Objective |
Check every line of the entries below for the word "электронного", and copy the ones that have it.
========
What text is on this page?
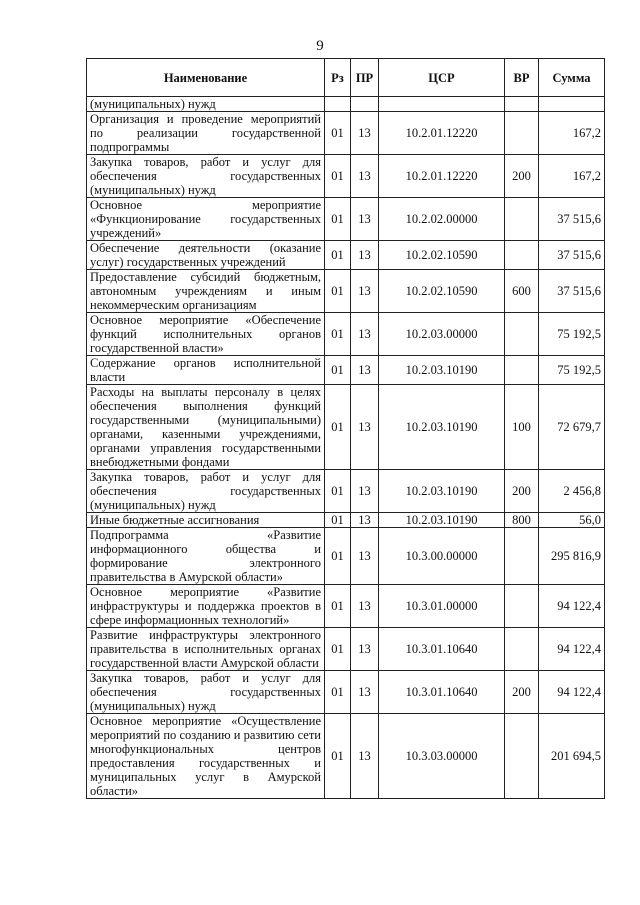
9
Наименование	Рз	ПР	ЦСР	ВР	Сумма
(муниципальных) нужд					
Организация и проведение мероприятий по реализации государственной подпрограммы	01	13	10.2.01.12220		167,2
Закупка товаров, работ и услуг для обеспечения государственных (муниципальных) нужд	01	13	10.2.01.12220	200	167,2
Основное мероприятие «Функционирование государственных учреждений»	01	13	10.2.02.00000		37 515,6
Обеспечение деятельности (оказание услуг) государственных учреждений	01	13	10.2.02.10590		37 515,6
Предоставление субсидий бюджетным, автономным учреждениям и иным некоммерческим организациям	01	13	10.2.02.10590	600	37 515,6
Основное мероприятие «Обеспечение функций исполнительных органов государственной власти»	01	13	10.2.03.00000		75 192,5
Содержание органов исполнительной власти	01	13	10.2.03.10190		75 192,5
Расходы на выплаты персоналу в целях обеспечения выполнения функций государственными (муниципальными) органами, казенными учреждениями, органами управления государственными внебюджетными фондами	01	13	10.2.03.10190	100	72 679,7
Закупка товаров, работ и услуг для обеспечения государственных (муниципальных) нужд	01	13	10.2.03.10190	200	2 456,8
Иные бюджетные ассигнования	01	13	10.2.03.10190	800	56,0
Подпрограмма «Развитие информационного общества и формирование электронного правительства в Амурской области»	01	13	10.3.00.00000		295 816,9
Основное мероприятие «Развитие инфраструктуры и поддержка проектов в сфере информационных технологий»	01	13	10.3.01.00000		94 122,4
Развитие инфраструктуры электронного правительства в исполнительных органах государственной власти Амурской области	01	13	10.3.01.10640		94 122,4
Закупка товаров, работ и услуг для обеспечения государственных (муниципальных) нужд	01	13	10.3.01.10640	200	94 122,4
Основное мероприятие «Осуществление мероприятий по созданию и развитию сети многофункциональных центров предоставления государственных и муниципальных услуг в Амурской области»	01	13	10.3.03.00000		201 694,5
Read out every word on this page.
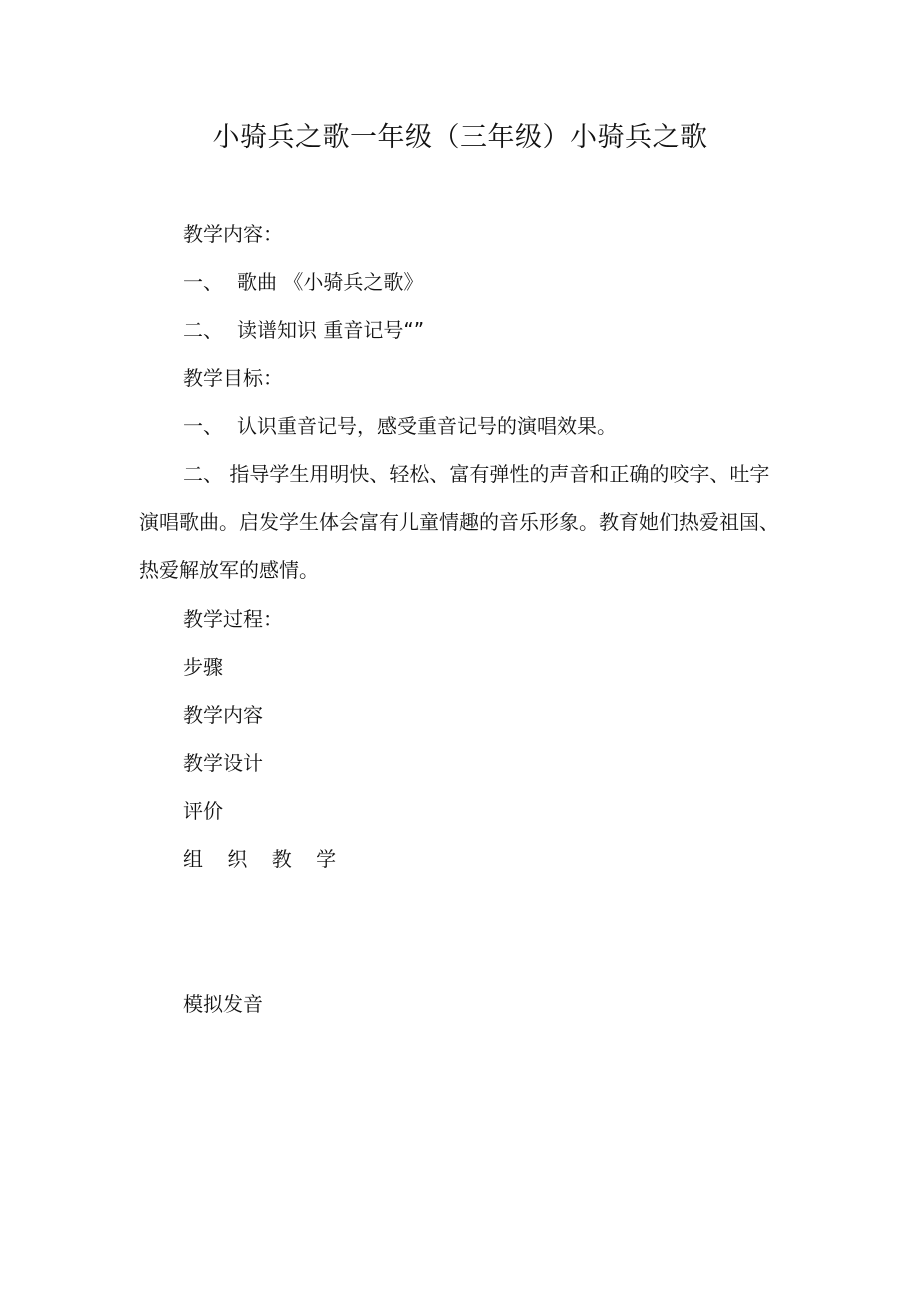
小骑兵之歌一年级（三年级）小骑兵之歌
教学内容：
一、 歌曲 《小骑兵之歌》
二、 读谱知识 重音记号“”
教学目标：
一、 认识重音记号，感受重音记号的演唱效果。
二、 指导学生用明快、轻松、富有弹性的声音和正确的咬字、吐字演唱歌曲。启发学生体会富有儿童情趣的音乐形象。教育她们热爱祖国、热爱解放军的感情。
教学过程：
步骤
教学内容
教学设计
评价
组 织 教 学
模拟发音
========
Task result |
Подпрограмма «Развитие информационного общества и формирование электронного правительства в Амурской области»	01	13	10.3.00.00000		295 816,9
Развитие инфраструктуры электронного правительства в исполнительных органах государственной власти Амурской области	01	13	10.3.01.10640		94 122,4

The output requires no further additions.